▶ PROBLEM REQUIREMENTS:
Tally the lines of the data that include the word "lyric" and state the total, nothing else.

▶ RECORDED DATA:
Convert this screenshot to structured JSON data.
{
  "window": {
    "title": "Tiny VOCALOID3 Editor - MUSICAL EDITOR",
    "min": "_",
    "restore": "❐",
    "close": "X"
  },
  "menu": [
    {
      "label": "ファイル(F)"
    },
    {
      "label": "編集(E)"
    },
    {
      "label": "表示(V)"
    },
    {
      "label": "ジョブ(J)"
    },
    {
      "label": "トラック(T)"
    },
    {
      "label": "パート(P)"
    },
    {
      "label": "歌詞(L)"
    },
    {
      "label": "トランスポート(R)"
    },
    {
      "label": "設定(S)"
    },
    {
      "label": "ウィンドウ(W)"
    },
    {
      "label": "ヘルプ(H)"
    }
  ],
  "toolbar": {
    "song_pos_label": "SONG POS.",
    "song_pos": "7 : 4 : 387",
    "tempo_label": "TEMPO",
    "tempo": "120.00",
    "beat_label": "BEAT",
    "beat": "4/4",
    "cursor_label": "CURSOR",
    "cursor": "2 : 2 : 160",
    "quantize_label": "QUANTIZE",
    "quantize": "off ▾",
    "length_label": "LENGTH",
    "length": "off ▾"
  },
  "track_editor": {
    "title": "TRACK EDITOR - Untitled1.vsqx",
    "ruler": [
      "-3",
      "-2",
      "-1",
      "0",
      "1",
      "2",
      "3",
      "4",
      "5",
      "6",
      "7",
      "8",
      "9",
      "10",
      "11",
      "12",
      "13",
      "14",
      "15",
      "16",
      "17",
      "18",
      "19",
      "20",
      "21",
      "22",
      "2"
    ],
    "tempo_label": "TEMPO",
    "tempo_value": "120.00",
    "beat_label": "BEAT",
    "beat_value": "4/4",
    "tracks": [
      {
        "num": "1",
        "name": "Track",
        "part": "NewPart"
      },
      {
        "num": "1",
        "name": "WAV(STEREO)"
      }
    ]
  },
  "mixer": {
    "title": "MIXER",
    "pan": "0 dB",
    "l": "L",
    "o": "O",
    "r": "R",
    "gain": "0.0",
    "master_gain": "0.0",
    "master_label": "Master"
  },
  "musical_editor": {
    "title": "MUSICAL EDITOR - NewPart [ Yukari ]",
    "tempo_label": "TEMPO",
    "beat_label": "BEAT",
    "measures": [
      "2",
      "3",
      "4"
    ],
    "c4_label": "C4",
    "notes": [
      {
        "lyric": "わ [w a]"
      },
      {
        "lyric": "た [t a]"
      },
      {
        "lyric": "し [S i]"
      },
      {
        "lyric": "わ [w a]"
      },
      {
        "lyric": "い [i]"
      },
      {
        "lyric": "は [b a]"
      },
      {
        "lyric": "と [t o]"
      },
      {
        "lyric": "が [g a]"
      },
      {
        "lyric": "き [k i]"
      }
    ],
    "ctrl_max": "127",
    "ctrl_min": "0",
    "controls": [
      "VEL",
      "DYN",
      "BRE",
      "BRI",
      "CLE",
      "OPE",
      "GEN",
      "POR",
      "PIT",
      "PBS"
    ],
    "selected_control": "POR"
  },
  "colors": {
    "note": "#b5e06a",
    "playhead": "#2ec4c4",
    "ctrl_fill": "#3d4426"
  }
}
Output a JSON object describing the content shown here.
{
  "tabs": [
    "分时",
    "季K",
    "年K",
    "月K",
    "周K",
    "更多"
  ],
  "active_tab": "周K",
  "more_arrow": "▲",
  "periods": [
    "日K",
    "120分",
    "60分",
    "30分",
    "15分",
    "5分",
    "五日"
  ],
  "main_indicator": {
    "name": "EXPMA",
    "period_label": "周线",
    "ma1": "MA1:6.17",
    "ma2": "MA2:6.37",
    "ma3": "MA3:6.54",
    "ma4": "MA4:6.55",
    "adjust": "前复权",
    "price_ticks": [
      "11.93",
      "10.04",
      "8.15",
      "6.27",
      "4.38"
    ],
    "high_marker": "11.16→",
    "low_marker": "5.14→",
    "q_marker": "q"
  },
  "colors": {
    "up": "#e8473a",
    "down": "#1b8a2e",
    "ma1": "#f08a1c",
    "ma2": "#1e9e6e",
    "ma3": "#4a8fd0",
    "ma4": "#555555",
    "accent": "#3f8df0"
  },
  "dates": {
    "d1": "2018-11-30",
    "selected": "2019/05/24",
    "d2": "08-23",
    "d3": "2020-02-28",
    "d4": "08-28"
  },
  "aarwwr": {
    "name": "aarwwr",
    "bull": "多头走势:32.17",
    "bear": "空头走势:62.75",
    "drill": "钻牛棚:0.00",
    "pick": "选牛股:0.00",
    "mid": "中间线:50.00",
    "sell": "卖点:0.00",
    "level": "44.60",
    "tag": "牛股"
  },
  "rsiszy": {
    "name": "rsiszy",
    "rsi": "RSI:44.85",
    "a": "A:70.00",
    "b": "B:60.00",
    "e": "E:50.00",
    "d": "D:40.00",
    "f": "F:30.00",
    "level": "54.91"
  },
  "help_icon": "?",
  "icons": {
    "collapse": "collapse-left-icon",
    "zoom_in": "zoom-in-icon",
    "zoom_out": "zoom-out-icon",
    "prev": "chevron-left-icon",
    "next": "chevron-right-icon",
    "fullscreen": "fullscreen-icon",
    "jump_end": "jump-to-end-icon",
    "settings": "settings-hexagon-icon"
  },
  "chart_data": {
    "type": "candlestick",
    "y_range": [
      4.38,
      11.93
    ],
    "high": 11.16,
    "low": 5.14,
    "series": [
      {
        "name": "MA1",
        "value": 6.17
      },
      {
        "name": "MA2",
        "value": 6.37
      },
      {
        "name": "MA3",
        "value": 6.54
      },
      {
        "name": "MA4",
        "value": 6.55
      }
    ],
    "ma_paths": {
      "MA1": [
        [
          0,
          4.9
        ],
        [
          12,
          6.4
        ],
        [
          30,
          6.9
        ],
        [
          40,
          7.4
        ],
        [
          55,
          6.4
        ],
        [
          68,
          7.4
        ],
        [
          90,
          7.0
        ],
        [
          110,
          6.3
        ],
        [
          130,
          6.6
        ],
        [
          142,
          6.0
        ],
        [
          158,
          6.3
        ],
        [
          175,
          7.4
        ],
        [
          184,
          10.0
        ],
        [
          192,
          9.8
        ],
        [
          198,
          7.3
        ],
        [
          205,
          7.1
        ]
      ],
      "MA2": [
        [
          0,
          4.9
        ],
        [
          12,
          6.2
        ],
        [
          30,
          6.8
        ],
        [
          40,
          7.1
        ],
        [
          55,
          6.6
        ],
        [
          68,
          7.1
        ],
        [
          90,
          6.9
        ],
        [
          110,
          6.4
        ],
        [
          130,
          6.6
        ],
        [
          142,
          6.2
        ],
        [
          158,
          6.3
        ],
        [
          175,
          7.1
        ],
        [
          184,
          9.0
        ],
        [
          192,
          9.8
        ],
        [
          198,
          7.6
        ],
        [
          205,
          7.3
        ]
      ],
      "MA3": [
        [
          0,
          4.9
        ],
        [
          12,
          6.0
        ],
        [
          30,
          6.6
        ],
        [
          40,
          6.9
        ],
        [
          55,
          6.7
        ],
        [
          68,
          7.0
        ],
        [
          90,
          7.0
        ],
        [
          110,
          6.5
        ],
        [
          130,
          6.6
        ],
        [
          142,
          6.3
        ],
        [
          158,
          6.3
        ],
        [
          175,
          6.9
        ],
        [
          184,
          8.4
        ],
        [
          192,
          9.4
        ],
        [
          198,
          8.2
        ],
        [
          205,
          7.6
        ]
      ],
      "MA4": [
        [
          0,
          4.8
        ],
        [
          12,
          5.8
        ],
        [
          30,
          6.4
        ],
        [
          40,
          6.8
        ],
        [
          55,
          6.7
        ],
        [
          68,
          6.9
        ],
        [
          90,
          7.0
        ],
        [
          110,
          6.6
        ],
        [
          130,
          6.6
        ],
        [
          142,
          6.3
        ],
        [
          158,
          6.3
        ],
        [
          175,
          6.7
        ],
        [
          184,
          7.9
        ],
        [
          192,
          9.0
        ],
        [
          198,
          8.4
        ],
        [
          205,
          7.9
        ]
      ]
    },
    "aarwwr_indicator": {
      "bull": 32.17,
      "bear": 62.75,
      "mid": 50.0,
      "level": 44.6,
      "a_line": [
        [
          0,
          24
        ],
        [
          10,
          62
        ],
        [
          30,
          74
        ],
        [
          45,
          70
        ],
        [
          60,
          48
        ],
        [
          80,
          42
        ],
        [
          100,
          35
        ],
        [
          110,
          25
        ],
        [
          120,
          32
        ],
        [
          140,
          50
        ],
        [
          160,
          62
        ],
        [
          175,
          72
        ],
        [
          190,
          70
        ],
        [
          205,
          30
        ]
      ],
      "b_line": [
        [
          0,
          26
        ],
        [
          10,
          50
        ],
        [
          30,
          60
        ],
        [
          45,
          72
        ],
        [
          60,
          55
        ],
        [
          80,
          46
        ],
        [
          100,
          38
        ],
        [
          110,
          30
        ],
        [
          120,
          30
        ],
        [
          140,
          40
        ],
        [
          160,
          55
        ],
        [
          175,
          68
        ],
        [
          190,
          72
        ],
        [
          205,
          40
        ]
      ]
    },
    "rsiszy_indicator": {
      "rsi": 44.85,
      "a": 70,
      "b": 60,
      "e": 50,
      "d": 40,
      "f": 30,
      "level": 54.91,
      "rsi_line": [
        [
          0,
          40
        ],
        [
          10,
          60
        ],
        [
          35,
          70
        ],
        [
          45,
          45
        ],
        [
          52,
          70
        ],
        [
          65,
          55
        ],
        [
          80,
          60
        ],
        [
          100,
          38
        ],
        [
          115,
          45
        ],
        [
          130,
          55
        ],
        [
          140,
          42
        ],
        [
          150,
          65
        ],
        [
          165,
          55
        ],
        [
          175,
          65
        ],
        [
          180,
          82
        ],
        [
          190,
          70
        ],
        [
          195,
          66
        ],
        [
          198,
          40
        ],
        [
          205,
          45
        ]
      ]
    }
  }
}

▶ EXPECTED ANSWER:
9